Task instructions = Extract all lines from the data beneath that include the word "الجياني".
- - - - -
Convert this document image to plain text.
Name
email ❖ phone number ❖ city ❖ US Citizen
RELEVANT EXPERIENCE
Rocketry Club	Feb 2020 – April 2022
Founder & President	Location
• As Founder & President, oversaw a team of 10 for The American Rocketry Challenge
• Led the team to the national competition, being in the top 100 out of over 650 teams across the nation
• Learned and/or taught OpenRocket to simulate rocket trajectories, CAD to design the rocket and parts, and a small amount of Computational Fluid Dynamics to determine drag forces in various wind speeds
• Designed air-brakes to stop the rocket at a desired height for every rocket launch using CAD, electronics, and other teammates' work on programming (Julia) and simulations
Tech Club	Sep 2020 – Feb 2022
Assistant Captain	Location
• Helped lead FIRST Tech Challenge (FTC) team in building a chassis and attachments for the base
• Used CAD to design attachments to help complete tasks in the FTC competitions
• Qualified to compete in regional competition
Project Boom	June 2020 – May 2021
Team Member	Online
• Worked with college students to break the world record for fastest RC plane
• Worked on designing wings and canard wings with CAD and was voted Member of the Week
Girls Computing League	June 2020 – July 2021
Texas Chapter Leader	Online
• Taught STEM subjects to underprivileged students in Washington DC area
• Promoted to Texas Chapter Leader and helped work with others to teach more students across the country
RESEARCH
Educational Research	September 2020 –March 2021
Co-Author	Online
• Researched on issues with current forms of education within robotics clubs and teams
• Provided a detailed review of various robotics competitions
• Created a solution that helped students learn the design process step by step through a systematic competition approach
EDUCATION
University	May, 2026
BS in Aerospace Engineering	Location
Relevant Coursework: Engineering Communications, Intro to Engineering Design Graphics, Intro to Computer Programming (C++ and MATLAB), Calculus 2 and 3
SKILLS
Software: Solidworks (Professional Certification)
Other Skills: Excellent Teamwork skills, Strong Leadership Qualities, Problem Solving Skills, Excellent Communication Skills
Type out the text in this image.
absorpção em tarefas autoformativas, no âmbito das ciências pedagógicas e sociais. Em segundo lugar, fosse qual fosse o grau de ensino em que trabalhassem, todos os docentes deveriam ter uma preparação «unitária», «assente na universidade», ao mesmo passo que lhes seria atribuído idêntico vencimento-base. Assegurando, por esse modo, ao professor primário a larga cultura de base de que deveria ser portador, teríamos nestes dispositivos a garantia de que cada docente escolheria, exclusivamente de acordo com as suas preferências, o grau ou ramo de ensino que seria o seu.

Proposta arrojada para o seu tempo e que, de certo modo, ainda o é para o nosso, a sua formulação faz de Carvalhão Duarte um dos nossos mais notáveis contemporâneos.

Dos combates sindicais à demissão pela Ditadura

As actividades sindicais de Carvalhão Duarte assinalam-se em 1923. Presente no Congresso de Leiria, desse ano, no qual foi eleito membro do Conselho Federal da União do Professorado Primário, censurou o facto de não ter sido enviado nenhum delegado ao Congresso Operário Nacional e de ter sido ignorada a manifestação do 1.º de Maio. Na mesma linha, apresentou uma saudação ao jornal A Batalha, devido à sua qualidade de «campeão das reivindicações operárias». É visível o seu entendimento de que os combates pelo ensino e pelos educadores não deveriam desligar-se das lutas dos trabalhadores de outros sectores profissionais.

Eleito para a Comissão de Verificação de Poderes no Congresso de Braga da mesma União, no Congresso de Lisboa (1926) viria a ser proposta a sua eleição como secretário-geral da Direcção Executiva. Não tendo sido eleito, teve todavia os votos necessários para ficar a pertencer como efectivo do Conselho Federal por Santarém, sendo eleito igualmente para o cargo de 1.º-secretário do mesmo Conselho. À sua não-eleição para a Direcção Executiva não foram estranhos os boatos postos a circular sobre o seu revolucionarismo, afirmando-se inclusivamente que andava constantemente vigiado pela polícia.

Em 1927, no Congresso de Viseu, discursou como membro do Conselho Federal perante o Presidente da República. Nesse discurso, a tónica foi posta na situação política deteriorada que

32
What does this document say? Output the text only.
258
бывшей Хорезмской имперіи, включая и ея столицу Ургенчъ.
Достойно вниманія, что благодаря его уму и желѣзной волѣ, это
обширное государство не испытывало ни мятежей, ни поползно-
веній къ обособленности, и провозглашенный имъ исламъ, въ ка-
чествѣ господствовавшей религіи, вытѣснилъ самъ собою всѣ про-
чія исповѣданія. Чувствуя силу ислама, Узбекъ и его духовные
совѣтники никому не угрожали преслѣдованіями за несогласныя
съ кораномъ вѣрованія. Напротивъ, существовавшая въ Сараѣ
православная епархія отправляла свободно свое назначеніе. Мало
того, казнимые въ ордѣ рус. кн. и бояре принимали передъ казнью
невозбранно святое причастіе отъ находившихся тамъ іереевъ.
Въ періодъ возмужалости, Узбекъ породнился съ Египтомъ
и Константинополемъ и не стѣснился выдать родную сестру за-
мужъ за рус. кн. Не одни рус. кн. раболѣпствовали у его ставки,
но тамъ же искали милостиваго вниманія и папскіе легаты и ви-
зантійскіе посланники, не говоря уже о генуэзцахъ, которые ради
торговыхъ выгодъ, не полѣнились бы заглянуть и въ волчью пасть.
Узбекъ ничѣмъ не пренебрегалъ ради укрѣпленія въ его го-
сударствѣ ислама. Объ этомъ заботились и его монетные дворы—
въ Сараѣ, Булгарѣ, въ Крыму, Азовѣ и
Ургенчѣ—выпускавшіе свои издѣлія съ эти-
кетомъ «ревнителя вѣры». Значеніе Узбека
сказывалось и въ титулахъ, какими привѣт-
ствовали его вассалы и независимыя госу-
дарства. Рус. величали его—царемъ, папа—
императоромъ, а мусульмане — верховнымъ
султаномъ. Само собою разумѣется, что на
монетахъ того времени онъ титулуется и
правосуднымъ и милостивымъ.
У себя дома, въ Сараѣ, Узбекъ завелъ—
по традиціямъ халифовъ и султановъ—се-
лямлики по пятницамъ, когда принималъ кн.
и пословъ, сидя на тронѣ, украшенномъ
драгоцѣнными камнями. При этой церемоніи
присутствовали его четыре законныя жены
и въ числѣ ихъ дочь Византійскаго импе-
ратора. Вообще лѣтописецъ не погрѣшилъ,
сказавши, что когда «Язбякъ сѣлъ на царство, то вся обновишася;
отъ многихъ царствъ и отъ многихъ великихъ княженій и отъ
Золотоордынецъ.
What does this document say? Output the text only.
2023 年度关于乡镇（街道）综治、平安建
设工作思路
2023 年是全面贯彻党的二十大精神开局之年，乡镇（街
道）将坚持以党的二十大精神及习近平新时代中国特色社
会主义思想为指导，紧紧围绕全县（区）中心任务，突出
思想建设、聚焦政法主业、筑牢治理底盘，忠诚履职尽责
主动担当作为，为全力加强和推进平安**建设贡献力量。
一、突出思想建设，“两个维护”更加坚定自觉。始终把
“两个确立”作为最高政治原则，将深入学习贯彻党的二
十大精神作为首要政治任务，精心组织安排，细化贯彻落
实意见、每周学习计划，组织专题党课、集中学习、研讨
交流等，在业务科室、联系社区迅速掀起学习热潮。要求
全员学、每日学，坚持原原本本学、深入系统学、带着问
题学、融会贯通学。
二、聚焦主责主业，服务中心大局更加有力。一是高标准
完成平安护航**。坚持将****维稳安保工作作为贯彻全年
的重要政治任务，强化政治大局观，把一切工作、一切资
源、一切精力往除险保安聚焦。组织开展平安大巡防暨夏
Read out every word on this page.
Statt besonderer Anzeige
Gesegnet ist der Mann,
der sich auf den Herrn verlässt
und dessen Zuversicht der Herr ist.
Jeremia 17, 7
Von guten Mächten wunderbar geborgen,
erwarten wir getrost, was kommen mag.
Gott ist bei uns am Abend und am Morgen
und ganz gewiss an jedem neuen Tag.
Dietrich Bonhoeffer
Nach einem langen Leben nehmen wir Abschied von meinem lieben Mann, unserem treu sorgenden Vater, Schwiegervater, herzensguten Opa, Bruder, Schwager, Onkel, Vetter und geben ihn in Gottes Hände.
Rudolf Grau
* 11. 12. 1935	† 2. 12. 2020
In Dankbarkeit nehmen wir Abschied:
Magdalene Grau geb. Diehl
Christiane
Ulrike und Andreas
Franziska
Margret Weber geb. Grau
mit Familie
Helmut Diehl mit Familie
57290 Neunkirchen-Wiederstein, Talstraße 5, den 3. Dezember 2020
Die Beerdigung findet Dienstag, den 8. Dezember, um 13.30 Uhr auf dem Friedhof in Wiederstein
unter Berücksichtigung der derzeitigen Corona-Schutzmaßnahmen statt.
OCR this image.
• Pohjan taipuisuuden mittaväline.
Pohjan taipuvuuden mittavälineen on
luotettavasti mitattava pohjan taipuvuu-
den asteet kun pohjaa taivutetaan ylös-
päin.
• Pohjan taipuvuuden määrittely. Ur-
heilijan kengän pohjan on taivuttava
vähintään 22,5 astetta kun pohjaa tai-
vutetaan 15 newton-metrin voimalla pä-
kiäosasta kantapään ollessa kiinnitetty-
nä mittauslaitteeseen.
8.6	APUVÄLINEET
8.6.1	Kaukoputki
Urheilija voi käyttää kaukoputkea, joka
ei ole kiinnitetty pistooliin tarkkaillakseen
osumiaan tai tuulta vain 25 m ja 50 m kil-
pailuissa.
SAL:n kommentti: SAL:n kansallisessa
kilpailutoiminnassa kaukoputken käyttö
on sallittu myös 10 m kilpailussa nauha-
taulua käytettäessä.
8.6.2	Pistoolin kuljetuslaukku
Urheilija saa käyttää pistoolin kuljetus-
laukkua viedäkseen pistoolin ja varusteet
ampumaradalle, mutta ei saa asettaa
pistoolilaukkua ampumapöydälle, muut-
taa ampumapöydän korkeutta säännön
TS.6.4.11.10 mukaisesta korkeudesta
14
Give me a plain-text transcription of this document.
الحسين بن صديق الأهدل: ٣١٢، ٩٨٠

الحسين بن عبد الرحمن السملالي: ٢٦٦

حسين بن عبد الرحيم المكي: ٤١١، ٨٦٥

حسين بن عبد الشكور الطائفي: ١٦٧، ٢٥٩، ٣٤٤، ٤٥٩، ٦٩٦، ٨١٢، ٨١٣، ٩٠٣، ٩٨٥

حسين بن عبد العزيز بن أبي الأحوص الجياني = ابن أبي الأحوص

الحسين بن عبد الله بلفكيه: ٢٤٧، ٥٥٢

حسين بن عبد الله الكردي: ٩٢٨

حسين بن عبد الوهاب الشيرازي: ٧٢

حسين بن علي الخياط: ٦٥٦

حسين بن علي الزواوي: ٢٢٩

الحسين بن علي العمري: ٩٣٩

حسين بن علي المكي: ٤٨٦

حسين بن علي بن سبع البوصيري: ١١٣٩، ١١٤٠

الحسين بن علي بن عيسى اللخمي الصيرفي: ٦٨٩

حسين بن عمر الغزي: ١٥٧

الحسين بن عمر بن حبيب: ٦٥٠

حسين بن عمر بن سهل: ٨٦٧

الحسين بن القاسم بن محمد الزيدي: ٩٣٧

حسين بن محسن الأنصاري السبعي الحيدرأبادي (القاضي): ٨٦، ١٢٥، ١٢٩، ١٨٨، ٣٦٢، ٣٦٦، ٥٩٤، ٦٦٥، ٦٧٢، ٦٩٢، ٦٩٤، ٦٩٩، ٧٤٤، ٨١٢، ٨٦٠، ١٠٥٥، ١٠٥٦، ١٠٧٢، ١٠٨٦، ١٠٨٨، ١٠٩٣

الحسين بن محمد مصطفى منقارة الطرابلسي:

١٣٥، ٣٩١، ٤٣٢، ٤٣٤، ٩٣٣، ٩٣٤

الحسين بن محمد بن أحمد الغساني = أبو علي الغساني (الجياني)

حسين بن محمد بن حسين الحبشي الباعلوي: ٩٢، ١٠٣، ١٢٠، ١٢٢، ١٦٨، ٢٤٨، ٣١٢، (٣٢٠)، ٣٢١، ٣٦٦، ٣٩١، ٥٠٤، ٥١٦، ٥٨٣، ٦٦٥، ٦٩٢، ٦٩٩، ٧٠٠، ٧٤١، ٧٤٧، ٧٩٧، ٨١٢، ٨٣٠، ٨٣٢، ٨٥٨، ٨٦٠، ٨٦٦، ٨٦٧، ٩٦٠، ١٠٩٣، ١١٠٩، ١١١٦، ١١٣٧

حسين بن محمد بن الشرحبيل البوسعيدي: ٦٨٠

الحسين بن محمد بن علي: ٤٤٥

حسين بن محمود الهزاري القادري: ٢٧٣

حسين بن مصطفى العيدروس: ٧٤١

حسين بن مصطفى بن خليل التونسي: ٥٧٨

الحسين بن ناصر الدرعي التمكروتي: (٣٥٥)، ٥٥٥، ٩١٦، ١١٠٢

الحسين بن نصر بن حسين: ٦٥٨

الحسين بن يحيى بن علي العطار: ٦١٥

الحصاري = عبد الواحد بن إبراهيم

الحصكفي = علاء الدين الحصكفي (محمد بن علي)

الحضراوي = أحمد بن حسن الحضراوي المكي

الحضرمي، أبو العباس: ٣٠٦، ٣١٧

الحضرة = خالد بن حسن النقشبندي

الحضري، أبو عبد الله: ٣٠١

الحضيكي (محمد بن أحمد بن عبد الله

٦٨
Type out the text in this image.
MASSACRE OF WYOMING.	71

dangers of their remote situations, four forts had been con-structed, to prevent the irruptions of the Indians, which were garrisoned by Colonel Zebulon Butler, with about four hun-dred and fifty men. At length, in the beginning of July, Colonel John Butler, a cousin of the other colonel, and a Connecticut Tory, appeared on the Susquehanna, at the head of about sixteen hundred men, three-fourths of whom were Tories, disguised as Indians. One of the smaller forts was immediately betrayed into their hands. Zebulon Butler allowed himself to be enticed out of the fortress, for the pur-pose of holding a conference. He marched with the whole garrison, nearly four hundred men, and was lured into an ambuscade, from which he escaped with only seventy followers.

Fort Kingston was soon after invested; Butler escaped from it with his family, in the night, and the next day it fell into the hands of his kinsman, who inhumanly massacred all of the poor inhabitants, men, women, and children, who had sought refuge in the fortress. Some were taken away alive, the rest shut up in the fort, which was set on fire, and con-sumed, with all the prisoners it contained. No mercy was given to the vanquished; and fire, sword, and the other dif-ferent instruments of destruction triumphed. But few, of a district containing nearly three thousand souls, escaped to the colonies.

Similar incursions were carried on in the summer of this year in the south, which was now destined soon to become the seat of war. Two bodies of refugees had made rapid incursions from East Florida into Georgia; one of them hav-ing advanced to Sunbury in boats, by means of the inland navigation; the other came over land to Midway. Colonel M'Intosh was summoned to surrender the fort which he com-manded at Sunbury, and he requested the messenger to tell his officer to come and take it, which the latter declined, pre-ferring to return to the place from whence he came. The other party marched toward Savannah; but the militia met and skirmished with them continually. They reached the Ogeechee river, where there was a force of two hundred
- - - - -
Full answer =
حسين بن عبد العزيز بن أبي الأحوص الجياني = ابن أبي الأحوص
الحسين بن محمد بن أحمد الغساني = أبو علي الغساني (الجياني)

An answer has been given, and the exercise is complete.